Listing →

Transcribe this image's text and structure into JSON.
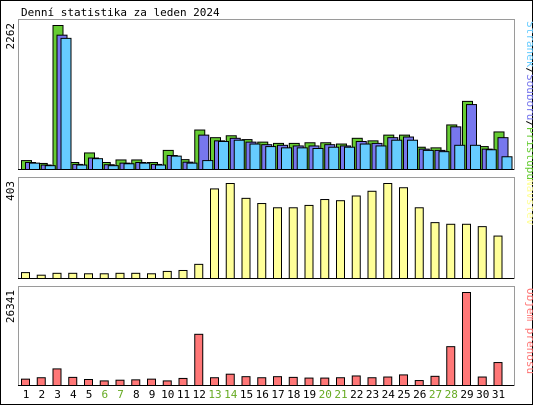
{
  "title": "Denní statistika za leden 2024",
  "colors": {
    "frame": "#000000",
    "separator": "#9a9a9a",
    "hits": "#66cc33",
    "files": "#7777ee",
    "pages": "#66ccff",
    "visits": "#ffff99",
    "kbytes": "#ff7777",
    "weekday_label": "#000000",
    "weekend_label": "#66aa22"
  },
  "chart_data": [
    {
      "type": "bar",
      "panel": "hits-files-pages",
      "max_label": "2262",
      "ylim": [
        0,
        2262
      ],
      "categories": [
        "1",
        "2",
        "3",
        "4",
        "5",
        "6",
        "7",
        "8",
        "9",
        "10",
        "11",
        "12",
        "13",
        "14",
        "15",
        "16",
        "17",
        "18",
        "19",
        "20",
        "21",
        "22",
        "23",
        "24",
        "25",
        "26",
        "27",
        "28",
        "29",
        "30",
        "31"
      ],
      "weekend_days": [
        "6",
        "7",
        "13",
        "14",
        "20",
        "21",
        "27",
        "28"
      ],
      "legend_parts": [
        {
          "text": "Stránek",
          "color_key": "pages"
        },
        {
          "text": "/",
          "color_key": "frame"
        },
        {
          "text": "Souborů",
          "color_key": "files"
        },
        {
          "text": "/",
          "color_key": "frame"
        },
        {
          "text": "Přístupů",
          "color_key": "hits"
        }
      ],
      "series": [
        {
          "name": "Přístupů",
          "color_key": "hits",
          "values": [
            140,
            95,
            2262,
            110,
            260,
            110,
            150,
            150,
            110,
            300,
            155,
            620,
            500,
            530,
            470,
            430,
            410,
            410,
            420,
            420,
            400,
            490,
            450,
            540,
            540,
            350,
            340,
            700,
            1070,
            360,
            590
          ]
        },
        {
          "name": "Souborů",
          "color_key": "files",
          "values": [
            110,
            70,
            2110,
            80,
            180,
            75,
            100,
            110,
            80,
            220,
            115,
            540,
            450,
            490,
            430,
            390,
            380,
            370,
            370,
            390,
            370,
            440,
            410,
            500,
            510,
            320,
            300,
            670,
            1020,
            320,
            500
          ]
        },
        {
          "name": "Stránek",
          "color_key": "pages",
          "values": [
            100,
            60,
            2060,
            70,
            170,
            60,
            90,
            100,
            70,
            210,
            100,
            140,
            440,
            460,
            400,
            360,
            340,
            340,
            330,
            350,
            350,
            400,
            370,
            460,
            460,
            300,
            280,
            380,
            380,
            310,
            200
          ]
        }
      ]
    },
    {
      "type": "bar",
      "panel": "visits",
      "max_label": "403",
      "ylim": [
        0,
        403
      ],
      "categories": [
        "1",
        "2",
        "3",
        "4",
        "5",
        "6",
        "7",
        "8",
        "9",
        "10",
        "11",
        "12",
        "13",
        "14",
        "15",
        "16",
        "17",
        "18",
        "19",
        "20",
        "21",
        "22",
        "23",
        "24",
        "25",
        "26",
        "27",
        "28",
        "29",
        "30",
        "31"
      ],
      "legend_parts": [
        {
          "text": "Návštěv",
          "color_key": "visits"
        }
      ],
      "series": [
        {
          "name": "Návštěv",
          "color_key": "visits",
          "values": [
            25,
            14,
            22,
            22,
            20,
            20,
            22,
            22,
            20,
            30,
            34,
            60,
            380,
            403,
            340,
            318,
            300,
            300,
            310,
            335,
            330,
            350,
            370,
            403,
            385,
            300,
            237,
            230,
            230,
            220,
            180
          ]
        }
      ]
    },
    {
      "type": "bar",
      "panel": "kbytes",
      "max_label": "26341",
      "ylim": [
        0,
        26341
      ],
      "categories": [
        "1",
        "2",
        "3",
        "4",
        "5",
        "6",
        "7",
        "8",
        "9",
        "10",
        "11",
        "12",
        "13",
        "14",
        "15",
        "16",
        "17",
        "18",
        "19",
        "20",
        "21",
        "22",
        "23",
        "24",
        "25",
        "26",
        "27",
        "28",
        "29",
        "30",
        "31"
      ],
      "legend_parts": [
        {
          "text": "Objem přenosů",
          "color_key": "kbytes"
        }
      ],
      "series": [
        {
          "name": "Objem přenosů",
          "color_key": "kbytes",
          "values": [
            1800,
            2200,
            4700,
            2300,
            1700,
            1300,
            1500,
            1600,
            1800,
            1300,
            2000,
            14500,
            2200,
            3200,
            2500,
            2200,
            2500,
            2300,
            2100,
            2100,
            2200,
            2700,
            2200,
            2400,
            3000,
            1400,
            2600,
            11000,
            26341,
            2400,
            6500
          ]
        }
      ]
    }
  ]
}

Direction →
Omit the pictures, and quote the material above exactly as given.

Solution to the exercise →
Transcribe this image's text and structure into JSON.
{
  "title": "Denní statistika za leden 2024",
  "colors": {
    "frame": "#000000",
    "separator": "#9a9a9a",
    "hits": "#66cc33",
    "files": "#7777ee",
    "pages": "#66ccff",
    "visits": "#ffff99",
    "kbytes": "#ff7777",
    "weekday_label": "#000000",
    "weekend_label": "#66aa22"
  },
  "chart_data": [
    {
      "type": "bar",
      "panel": "hits-files-pages",
      "max_label": "2262",
      "ylim": [
        0,
        2262
      ],
      "categories": [
        "1",
        "2",
        "3",
        "4",
        "5",
        "6",
        "7",
        "8",
        "9",
        "10",
        "11",
        "12",
        "13",
        "14",
        "15",
        "16",
        "17",
        "18",
        "19",
        "20",
        "21",
        "22",
        "23",
        "24",
        "25",
        "26",
        "27",
        "28",
        "29",
        "30",
        "31"
      ],
      "weekend_days": [
        "6",
        "7",
        "13",
        "14",
        "20",
        "21",
        "27",
        "28"
      ],
      "legend_parts": [
        {
          "text": "Stránek",
          "color_key": "pages"
        },
        {
          "text": "/",
          "color_key": "frame"
        },
        {
          "text": "Souborů",
          "color_key": "files"
        },
        {
          "text": "/",
          "color_key": "frame"
        },
        {
          "text": "Přístupů",
          "color_key": "hits"
        }
      ],
      "series": [
        {
          "name": "Přístupů",
          "color_key": "hits",
          "values": [
            140,
            95,
            2262,
            110,
            260,
            110,
            150,
            150,
            110,
            300,
            155,
            620,
            500,
            530,
            470,
            430,
            410,
            410,
            420,
            420,
            400,
            490,
            450,
            540,
            540,
            350,
            340,
            700,
            1070,
            360,
            590
          ]
        },
        {
          "name": "Souborů",
          "color_key": "files",
          "values": [
            110,
            70,
            2110,
            80,
            180,
            75,
            100,
            110,
            80,
            220,
            115,
            540,
            450,
            490,
            430,
            390,
            380,
            370,
            370,
            390,
            370,
            440,
            410,
            500,
            510,
            320,
            300,
            670,
            1020,
            320,
            500
          ]
        },
        {
          "name": "Stránek",
          "color_key": "pages",
          "values": [
            100,
            60,
            2060,
            70,
            170,
            60,
            90,
            100,
            70,
            210,
            100,
            140,
            440,
            460,
            400,
            360,
            340,
            340,
            330,
            350,
            350,
            400,
            370,
            460,
            460,
            300,
            280,
            380,
            380,
            310,
            200
          ]
        }
      ]
    },
    {
      "type": "bar",
      "panel": "visits",
      "max_label": "403",
      "ylim": [
        0,
        403
      ],
      "categories": [
        "1",
        "2",
        "3",
        "4",
        "5",
        "6",
        "7",
        "8",
        "9",
        "10",
        "11",
        "12",
        "13",
        "14",
        "15",
        "16",
        "17",
        "18",
        "19",
        "20",
        "21",
        "22",
        "23",
        "24",
        "25",
        "26",
        "27",
        "28",
        "29",
        "30",
        "31"
      ],
      "legend_parts": [
        {
          "text": "Návštěv",
          "color_key": "visits"
        }
      ],
      "series": [
        {
          "name": "Návštěv",
          "color_key": "visits",
          "values": [
            25,
            14,
            22,
            22,
            20,
            20,
            22,
            22,
            20,
            30,
            34,
            60,
            380,
            403,
            340,
            318,
            300,
            300,
            310,
            335,
            330,
            350,
            370,
            403,
            385,
            300,
            237,
            230,
            230,
            220,
            180
          ]
        }
      ]
    },
    {
      "type": "bar",
      "panel": "kbytes",
      "max_label": "26341",
      "ylim": [
        0,
        26341
      ],
      "categories": [
        "1",
        "2",
        "3",
        "4",
        "5",
        "6",
        "7",
        "8",
        "9",
        "10",
        "11",
        "12",
        "13",
        "14",
        "15",
        "16",
        "17",
        "18",
        "19",
        "20",
        "21",
        "22",
        "23",
        "24",
        "25",
        "26",
        "27",
        "28",
        "29",
        "30",
        "31"
      ],
      "legend_parts": [
        {
          "text": "Objem přenosů",
          "color_key": "kbytes"
        }
      ],
      "series": [
        {
          "name": "Objem přenosů",
          "color_key": "kbytes",
          "values": [
            1800,
            2200,
            4700,
            2300,
            1700,
            1300,
            1500,
            1600,
            1800,
            1300,
            2000,
            14500,
            2200,
            3200,
            2500,
            2200,
            2500,
            2300,
            2100,
            2100,
            2200,
            2700,
            2200,
            2400,
            3000,
            1400,
            2600,
            11000,
            26341,
            2400,
            6500
          ]
        }
      ]
    }
  ]
}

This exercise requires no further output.